(Source records)
┄┄┄┄┄┄┄┄┄┄
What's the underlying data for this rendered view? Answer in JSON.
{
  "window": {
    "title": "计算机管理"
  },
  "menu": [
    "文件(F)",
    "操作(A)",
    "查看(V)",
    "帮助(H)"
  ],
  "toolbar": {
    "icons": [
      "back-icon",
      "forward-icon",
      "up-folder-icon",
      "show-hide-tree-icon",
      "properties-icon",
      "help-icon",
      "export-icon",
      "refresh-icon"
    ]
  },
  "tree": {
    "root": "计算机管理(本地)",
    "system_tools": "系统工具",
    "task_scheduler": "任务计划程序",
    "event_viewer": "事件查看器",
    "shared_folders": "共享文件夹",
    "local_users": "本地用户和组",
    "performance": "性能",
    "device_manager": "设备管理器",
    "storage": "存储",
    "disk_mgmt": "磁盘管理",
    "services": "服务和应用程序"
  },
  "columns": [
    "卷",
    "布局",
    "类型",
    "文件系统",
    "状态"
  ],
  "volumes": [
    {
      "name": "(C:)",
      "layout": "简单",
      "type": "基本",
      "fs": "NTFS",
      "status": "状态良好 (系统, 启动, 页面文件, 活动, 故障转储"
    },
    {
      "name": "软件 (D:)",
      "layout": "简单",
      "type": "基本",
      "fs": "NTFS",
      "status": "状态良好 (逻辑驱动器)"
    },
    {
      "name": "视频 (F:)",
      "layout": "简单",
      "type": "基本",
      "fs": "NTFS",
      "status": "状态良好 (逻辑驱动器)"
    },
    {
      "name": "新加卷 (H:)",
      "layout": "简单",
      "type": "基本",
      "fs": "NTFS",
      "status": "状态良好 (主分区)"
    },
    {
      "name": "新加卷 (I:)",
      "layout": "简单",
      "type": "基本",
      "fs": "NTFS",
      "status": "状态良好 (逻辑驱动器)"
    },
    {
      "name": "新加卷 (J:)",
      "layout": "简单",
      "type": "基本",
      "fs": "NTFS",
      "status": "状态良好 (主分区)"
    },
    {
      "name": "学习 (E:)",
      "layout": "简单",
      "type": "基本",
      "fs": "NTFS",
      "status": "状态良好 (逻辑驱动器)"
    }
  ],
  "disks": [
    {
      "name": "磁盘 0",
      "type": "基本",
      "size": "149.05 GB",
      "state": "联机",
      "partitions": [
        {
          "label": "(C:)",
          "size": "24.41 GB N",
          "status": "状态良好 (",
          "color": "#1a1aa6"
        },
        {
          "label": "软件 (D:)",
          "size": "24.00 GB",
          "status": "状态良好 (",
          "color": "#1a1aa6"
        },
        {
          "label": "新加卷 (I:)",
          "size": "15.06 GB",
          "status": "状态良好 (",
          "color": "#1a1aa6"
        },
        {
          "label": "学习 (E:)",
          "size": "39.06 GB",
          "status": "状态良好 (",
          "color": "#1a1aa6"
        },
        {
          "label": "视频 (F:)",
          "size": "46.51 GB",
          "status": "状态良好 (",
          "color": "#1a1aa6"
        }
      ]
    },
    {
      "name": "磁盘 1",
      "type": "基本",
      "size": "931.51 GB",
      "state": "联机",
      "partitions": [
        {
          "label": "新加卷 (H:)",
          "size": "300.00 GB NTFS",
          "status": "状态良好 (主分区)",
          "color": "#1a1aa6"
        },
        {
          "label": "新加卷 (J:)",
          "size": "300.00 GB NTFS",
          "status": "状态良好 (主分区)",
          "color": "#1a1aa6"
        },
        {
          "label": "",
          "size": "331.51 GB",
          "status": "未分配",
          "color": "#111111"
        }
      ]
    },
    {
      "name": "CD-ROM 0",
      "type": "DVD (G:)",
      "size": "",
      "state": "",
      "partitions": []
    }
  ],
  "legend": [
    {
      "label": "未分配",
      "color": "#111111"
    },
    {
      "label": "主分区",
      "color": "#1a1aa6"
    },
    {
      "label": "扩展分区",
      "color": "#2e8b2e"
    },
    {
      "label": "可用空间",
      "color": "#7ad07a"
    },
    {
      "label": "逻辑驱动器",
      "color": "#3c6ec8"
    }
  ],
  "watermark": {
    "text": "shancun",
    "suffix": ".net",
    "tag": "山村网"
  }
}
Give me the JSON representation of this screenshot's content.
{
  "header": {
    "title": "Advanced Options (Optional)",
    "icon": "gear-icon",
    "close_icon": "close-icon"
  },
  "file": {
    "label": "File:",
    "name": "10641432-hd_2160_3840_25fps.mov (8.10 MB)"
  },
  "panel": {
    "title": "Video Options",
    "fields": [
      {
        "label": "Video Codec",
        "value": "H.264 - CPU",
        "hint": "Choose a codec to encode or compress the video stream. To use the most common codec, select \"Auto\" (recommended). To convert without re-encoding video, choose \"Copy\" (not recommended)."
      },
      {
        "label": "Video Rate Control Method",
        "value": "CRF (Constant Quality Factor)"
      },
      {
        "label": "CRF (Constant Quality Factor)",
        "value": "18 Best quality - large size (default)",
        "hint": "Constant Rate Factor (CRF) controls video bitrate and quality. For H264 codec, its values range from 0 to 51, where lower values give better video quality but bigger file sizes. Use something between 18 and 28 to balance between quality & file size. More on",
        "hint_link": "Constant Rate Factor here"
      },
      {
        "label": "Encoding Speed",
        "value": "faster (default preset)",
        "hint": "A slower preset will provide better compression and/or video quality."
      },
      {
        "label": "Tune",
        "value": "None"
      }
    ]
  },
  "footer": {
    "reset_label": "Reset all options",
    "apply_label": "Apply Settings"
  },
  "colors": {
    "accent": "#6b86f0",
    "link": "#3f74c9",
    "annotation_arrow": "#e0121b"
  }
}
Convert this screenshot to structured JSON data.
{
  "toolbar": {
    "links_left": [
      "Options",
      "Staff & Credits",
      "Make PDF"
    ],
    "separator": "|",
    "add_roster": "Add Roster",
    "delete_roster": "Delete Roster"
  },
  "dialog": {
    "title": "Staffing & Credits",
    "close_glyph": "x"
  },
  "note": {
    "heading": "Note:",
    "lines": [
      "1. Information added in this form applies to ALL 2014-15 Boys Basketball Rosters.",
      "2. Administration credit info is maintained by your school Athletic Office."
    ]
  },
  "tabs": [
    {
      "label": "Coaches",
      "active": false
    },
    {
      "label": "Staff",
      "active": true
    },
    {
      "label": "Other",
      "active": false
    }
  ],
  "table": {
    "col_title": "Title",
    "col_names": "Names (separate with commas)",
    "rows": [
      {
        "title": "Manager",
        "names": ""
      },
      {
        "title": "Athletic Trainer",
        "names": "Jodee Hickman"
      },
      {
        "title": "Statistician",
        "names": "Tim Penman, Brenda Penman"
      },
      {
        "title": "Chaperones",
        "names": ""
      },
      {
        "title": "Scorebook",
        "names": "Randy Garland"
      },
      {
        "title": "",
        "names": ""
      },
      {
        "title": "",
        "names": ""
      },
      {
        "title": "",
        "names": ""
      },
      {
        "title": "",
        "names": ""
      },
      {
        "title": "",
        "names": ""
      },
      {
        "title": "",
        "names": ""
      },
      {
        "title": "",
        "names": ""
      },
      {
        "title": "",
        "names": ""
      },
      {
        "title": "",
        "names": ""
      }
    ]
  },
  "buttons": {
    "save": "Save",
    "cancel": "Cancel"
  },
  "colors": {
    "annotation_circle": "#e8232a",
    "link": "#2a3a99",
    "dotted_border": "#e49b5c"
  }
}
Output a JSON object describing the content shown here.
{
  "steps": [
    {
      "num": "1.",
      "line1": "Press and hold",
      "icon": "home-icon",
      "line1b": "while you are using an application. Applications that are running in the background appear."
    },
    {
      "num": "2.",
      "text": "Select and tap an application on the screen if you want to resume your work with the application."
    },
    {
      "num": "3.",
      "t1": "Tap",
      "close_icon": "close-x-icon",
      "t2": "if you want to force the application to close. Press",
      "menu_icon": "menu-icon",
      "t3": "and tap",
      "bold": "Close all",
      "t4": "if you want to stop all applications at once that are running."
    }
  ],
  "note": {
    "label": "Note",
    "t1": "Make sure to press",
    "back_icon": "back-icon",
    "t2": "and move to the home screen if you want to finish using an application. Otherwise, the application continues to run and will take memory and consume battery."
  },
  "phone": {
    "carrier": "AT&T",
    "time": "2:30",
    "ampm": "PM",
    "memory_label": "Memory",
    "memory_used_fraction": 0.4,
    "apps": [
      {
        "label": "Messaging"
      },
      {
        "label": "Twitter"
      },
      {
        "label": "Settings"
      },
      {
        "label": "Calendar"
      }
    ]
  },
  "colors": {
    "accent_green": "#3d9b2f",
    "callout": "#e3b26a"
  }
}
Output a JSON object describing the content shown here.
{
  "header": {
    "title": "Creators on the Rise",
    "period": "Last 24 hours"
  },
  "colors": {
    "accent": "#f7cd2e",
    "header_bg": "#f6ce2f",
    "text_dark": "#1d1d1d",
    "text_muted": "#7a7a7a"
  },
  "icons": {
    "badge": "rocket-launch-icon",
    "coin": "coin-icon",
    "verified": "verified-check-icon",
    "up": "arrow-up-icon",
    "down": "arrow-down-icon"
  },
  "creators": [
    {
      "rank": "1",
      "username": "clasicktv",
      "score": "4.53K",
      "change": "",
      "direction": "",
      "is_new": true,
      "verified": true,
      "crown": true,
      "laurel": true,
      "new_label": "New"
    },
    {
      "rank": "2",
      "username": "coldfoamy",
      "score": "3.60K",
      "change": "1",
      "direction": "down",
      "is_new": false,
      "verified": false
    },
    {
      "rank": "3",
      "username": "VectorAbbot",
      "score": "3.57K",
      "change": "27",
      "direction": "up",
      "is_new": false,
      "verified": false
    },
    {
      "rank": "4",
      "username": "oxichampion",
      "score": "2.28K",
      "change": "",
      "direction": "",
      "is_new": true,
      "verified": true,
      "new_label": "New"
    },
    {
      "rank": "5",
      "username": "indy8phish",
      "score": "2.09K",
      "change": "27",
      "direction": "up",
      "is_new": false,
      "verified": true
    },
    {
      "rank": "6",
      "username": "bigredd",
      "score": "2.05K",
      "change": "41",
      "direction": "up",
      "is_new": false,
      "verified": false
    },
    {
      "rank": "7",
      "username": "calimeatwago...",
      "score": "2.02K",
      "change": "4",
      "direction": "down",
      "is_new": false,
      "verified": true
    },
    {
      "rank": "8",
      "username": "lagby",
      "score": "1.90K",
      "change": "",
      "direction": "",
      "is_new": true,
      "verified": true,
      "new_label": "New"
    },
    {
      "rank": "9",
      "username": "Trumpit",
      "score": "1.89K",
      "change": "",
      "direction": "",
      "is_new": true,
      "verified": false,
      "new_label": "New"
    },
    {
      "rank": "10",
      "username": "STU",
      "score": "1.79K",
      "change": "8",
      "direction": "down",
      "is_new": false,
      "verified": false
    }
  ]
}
┄┄┄┄┄┄┄┄┄┄
* Given instruction
Above are records; say how many of their lines contain the word "home", giving only the number.

* Complete response
2